-- Start of Data shown --

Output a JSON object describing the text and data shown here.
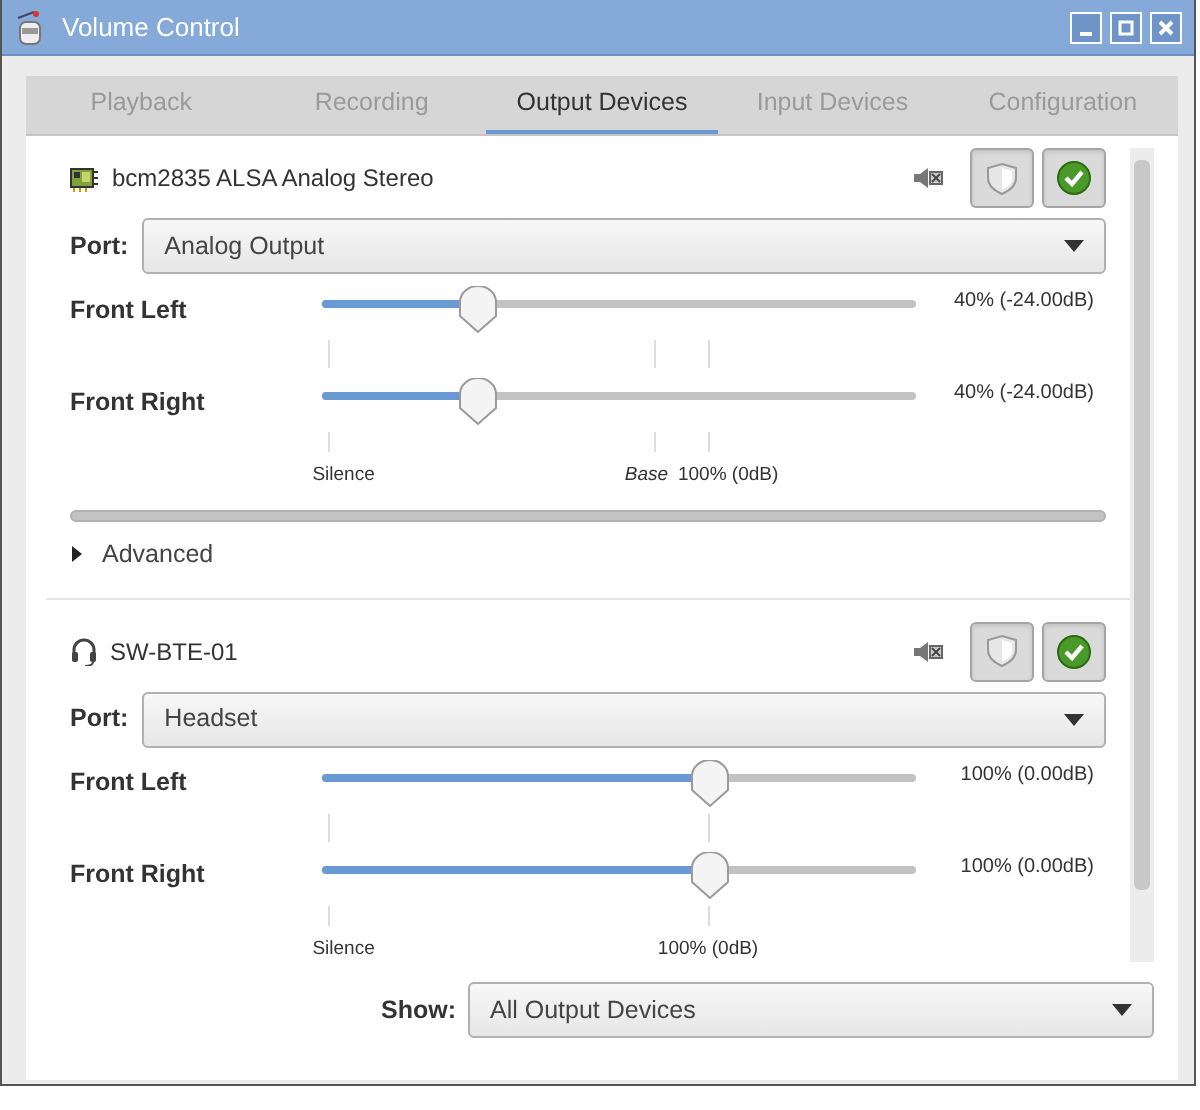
{
  "window": {
    "title": "Volume Control"
  },
  "tabs": [
    {
      "label": "Playback",
      "selected": false
    },
    {
      "label": "Recording",
      "selected": false
    },
    {
      "label": "Output Devices",
      "selected": true
    },
    {
      "label": "Input Devices",
      "selected": false
    },
    {
      "label": "Configuration",
      "selected": false
    }
  ],
  "devices": [
    {
      "kind": "card",
      "name": "bcm2835 ALSA Analog Stereo",
      "lock_channels": true,
      "default": true,
      "port": {
        "label": "Port:",
        "value": "Analog Output"
      },
      "channels": [
        {
          "name": "Front Left",
          "level": 0.263,
          "reading": "40% (-24.00dB)"
        },
        {
          "name": "Front Right",
          "level": 0.263,
          "reading": "40% (-24.00dB)"
        }
      ],
      "scale": [
        {
          "kind": "silence",
          "label": "Silence"
        },
        {
          "kind": "base",
          "label": "Base"
        },
        {
          "kind": "normal",
          "label": "100% (0dB)"
        }
      ],
      "advanced": {
        "label": "Advanced",
        "expanded": false
      }
    },
    {
      "kind": "headset",
      "name": "SW-BTE-01",
      "lock_channels": true,
      "default": true,
      "port": {
        "label": "Port:",
        "value": "Headset"
      },
      "channels": [
        {
          "name": "Front Left",
          "level": 0.653,
          "reading": "100% (0.00dB)"
        },
        {
          "name": "Front Right",
          "level": 0.653,
          "reading": "100% (0.00dB)"
        }
      ],
      "scale": [
        {
          "kind": "silence",
          "label": "Silence"
        },
        {
          "kind": "normal",
          "label": "100% (0dB)"
        }
      ]
    }
  ],
  "show": {
    "label": "Show:",
    "value": "All Output Devices"
  }
}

-- End of Data shown --

Set each line of the records down exactly, leaving every picture out.

Output a JSON object describing the text and data shown here.
{
  "window": {
    "title": "Volume Control"
  },
  "tabs": [
    {
      "label": "Playback",
      "selected": false
    },
    {
      "label": "Recording",
      "selected": false
    },
    {
      "label": "Output Devices",
      "selected": true
    },
    {
      "label": "Input Devices",
      "selected": false
    },
    {
      "label": "Configuration",
      "selected": false
    }
  ],
  "devices": [
    {
      "kind": "card",
      "name": "bcm2835 ALSA Analog Stereo",
      "lock_channels": true,
      "default": true,
      "port": {
        "label": "Port:",
        "value": "Analog Output"
      },
      "channels": [
        {
          "name": "Front Left",
          "level": 0.263,
          "reading": "40% (-24.00dB)"
        },
        {
          "name": "Front Right",
          "level": 0.263,
          "reading": "40% (-24.00dB)"
        }
      ],
      "scale": [
        {
          "kind": "silence",
          "label": "Silence"
        },
        {
          "kind": "base",
          "label": "Base"
        },
        {
          "kind": "normal",
          "label": "100% (0dB)"
        }
      ],
      "advanced": {
        "label": "Advanced",
        "expanded": false
      }
    },
    {
      "kind": "headset",
      "name": "SW-BTE-01",
      "lock_channels": true,
      "default": true,
      "port": {
        "label": "Port:",
        "value": "Headset"
      },
      "channels": [
        {
          "name": "Front Left",
          "level": 0.653,
          "reading": "100% (0.00dB)"
        },
        {
          "name": "Front Right",
          "level": 0.653,
          "reading": "100% (0.00dB)"
        }
      ],
      "scale": [
        {
          "kind": "silence",
          "label": "Silence"
        },
        {
          "kind": "normal",
          "label": "100% (0dB)"
        }
      ]
    }
  ],
  "show": {
    "label": "Show:",
    "value": "All Output Devices"
  }
}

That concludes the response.